• [Set exercise]
From the entries below, gather each line containing the word "document".

• [Records for processing]
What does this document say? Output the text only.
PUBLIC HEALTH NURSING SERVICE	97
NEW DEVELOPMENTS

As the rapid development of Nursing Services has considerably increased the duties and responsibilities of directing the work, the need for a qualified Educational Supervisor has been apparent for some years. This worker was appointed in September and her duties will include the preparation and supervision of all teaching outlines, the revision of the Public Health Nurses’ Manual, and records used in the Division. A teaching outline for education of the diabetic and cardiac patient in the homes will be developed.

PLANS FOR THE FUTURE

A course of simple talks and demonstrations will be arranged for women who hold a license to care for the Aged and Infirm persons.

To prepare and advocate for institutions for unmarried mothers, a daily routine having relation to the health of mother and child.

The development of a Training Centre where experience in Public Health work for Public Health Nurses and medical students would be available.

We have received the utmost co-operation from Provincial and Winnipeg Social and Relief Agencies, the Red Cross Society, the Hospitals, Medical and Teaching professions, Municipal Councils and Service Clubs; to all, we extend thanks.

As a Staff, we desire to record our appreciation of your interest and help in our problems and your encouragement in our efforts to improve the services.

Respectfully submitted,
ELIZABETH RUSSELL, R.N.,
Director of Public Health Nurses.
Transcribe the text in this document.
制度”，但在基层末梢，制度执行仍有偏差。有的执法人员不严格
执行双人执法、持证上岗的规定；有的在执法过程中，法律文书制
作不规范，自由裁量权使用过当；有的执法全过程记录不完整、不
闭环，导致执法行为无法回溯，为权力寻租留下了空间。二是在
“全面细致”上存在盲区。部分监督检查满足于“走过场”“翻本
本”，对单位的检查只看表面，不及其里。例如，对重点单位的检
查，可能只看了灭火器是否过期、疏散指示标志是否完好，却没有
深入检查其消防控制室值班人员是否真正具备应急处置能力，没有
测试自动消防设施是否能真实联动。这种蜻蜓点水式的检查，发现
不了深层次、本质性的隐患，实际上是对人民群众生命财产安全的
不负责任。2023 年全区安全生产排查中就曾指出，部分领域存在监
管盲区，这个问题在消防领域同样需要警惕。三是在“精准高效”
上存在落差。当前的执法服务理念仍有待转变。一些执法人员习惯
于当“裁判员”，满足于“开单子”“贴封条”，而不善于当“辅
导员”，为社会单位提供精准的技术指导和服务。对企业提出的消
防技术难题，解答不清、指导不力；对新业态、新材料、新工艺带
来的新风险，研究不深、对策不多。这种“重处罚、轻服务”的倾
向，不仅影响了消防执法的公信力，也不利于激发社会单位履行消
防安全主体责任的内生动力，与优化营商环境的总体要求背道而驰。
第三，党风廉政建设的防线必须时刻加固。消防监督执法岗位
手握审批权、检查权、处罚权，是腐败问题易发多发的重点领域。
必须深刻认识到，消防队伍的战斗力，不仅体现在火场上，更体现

• [Exercise solution]
What does this document say? Output the text only.
Transcribe the text in this document.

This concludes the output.